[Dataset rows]
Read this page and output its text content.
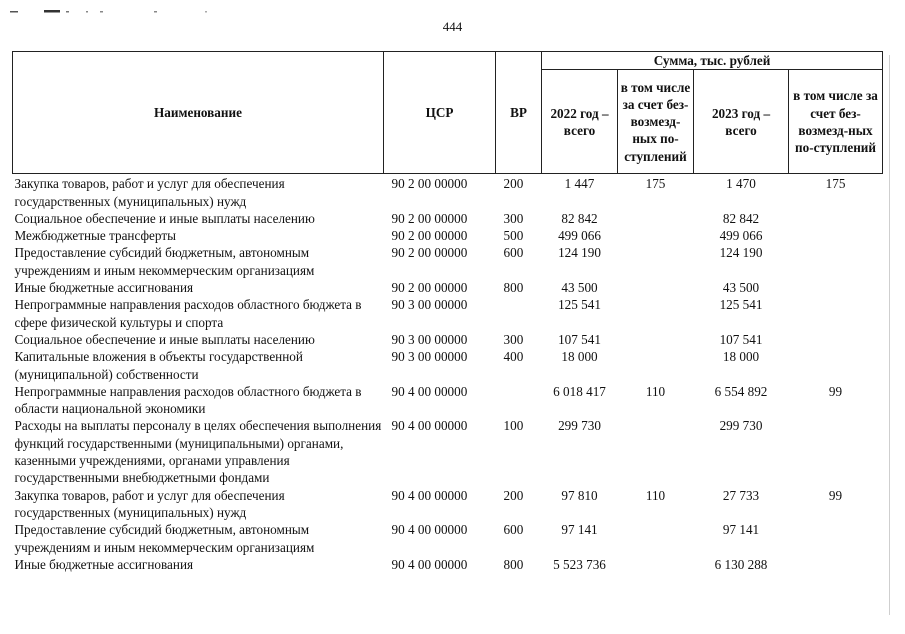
444
Наименование	ЦСР	ВР	Сумма, тыс. рублей			
			2022 год – всего	в том числе за счет без-возмезд-ных по-ступлений	2023 год – всего	в том числе за счет без-возмезд-ных по-ступлений
Закупка товаров, работ и услуг для обеспечения государственных (муниципальных) нужд	90 2 00 00000	200	1 447	175	1 470	175
Социальное обеспечение и иные выплаты населению	90 2 00 00000	300	82 842		82 842	
Межбюджетные трансферты	90 2 00 00000	500	499 066		499 066	
Предоставление субсидий бюджетным, автономным учреждениям и иным некоммерческим организациям	90 2 00 00000	600	124 190		124 190	
Иные бюджетные ассигнования	90 2 00 00000	800	43 500		43 500	
Непрограммные направления расходов областного бюджета в сфере физической культуры и спорта	90 3 00 00000		125 541		125 541	
Социальное обеспечение и иные выплаты населению	90 3 00 00000	300	107 541		107 541	
Капитальные вложения в объекты государственной (муниципальной) собственности	90 3 00 00000	400	18 000		18 000	
Непрограммные направления расходов областного бюджета в области национальной экономики	90 4 00 00000		6 018 417	110	6 554 892	99
Расходы на выплаты персоналу в целях обеспечения выполнения функций государственными (муниципальными) органами, казенными учреждениями, органами управления государственными внебюджетными фондами	90 4 00 00000	100	299 730		299 730	
Закупка товаров, работ и услуг для обеспечения государственных (муниципальных) нужд	90 4 00 00000	200	97 810	110	27 733	99
Предоставление субсидий бюджетным, автономным учреждениям и иным некоммерческим организациям	90 4 00 00000	600	97 141		97 141	
Иные бюджетные ассигнования	90 4 00 00000	800	5 523 736		6 130 288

WHAT YOU HAVE TO DO
Go through the lines above. Select every one that has the string "товаров".

EXPECTED OUTPUT
Закупка товаров, работ и услуг для обеспечения государственных (муниципальных) нужд	90 2 00 00000	200	1 447	175	1 470	175
Закупка товаров, работ и услуг для обеспечения государственных (муниципальных) нужд	90 4 00 00000	200	97 810	110	27 733	99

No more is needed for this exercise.